* Begin *

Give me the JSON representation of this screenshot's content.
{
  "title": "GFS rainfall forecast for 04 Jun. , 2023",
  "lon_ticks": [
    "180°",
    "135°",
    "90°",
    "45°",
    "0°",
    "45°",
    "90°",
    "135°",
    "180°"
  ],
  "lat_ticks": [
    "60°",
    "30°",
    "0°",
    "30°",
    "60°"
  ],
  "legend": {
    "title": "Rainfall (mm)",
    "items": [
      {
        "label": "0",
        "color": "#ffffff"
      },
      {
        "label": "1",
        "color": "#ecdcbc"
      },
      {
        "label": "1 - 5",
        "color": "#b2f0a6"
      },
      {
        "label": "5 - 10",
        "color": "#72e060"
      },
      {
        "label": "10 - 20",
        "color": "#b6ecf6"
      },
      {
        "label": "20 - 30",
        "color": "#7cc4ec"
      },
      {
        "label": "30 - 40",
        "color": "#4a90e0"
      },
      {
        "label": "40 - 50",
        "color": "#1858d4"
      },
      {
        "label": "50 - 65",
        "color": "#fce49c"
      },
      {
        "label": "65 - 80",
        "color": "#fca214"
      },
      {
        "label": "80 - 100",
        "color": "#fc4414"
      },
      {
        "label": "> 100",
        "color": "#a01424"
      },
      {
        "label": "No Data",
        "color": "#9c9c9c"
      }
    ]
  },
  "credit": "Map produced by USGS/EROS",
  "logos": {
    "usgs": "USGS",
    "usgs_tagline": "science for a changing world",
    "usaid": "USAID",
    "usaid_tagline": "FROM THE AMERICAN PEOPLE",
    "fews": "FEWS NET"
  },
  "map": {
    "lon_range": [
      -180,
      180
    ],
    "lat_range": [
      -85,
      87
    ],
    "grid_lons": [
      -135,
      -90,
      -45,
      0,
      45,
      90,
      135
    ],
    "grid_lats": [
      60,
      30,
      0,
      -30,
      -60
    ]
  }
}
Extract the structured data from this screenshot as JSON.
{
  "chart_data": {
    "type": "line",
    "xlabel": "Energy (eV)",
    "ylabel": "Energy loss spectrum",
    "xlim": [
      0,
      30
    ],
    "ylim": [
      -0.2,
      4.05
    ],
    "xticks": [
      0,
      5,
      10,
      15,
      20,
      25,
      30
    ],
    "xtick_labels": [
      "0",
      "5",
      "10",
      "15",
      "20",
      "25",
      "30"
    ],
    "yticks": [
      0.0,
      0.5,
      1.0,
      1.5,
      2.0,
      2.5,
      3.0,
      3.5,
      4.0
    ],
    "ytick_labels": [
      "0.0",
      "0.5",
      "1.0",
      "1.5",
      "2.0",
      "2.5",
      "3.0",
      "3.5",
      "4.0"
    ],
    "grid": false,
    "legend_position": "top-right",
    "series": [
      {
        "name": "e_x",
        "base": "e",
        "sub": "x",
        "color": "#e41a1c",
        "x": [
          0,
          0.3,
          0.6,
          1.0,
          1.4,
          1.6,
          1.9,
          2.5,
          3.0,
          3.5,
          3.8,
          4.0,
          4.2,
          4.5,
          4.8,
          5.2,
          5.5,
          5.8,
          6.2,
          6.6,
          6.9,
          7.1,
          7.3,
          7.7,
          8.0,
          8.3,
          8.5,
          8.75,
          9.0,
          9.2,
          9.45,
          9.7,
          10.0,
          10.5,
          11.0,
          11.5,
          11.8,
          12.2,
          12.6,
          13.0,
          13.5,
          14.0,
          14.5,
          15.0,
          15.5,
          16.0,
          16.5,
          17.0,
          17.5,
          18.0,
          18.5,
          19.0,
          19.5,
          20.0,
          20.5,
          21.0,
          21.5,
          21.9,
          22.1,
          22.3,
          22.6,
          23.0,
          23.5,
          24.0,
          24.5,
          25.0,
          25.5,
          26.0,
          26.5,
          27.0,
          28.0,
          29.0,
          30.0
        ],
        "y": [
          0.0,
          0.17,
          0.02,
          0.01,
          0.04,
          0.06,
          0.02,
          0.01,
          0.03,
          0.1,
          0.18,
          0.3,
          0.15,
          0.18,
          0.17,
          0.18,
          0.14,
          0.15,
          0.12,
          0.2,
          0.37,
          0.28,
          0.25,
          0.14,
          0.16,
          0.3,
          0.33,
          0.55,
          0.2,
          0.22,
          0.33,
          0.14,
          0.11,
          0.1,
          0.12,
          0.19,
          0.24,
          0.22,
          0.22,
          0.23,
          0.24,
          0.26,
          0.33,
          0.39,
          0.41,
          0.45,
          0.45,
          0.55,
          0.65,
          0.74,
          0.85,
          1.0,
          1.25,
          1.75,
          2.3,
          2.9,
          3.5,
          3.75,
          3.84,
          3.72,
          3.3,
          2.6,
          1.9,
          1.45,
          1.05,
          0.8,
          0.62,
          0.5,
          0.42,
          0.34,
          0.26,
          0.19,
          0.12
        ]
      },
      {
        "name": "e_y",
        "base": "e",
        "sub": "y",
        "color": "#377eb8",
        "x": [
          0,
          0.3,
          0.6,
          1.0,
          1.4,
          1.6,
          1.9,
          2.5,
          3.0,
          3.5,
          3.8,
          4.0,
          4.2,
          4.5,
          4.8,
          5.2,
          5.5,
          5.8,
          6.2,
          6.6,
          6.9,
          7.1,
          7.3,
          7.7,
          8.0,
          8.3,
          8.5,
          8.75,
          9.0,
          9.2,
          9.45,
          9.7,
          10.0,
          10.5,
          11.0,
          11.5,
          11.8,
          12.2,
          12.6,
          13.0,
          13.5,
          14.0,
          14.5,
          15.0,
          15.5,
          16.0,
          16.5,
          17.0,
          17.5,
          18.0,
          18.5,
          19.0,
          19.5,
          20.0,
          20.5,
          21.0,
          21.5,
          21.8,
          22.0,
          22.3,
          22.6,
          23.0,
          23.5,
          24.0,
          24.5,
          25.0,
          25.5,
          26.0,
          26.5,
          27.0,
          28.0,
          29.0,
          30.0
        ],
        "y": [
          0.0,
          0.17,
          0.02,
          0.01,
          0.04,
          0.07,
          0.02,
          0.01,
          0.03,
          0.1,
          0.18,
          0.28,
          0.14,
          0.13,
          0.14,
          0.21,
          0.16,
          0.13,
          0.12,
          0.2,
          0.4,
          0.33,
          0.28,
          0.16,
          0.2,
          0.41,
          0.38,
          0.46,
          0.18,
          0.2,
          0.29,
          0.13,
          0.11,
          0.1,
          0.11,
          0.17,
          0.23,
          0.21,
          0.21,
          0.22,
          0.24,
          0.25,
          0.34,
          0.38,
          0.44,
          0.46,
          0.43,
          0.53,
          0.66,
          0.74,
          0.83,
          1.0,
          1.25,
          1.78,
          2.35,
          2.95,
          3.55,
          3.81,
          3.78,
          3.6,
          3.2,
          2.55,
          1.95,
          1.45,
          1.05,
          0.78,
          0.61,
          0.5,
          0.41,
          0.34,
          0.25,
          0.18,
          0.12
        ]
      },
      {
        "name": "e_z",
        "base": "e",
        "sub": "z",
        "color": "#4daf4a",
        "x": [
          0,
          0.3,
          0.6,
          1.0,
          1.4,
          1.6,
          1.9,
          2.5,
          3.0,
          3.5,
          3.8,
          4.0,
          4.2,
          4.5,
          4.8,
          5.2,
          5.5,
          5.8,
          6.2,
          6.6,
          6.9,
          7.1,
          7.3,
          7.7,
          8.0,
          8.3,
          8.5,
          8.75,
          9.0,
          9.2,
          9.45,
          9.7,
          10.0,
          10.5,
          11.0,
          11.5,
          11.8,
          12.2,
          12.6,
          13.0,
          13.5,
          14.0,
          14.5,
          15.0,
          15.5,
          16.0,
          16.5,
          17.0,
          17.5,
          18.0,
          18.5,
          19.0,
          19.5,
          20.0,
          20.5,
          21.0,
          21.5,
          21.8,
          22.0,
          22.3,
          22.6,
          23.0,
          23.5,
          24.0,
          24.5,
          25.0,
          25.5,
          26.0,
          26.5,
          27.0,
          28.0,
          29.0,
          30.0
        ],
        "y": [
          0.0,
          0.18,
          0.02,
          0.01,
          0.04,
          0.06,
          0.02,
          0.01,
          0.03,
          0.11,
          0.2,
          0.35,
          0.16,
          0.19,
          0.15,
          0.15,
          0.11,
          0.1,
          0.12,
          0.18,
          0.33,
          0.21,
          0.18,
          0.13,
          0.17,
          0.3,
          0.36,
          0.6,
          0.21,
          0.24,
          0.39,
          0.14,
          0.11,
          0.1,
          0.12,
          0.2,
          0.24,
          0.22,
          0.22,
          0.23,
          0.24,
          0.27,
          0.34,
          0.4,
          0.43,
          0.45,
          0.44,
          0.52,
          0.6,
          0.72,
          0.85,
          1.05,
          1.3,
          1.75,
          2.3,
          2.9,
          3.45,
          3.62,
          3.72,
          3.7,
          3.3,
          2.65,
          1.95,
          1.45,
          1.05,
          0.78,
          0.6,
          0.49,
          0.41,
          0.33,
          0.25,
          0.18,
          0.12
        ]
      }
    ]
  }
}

* End *

*Stated goal*. State how many lines of the entries above include the word "screenshot", offering no text other than the number.

*Solution to the exercise*. 2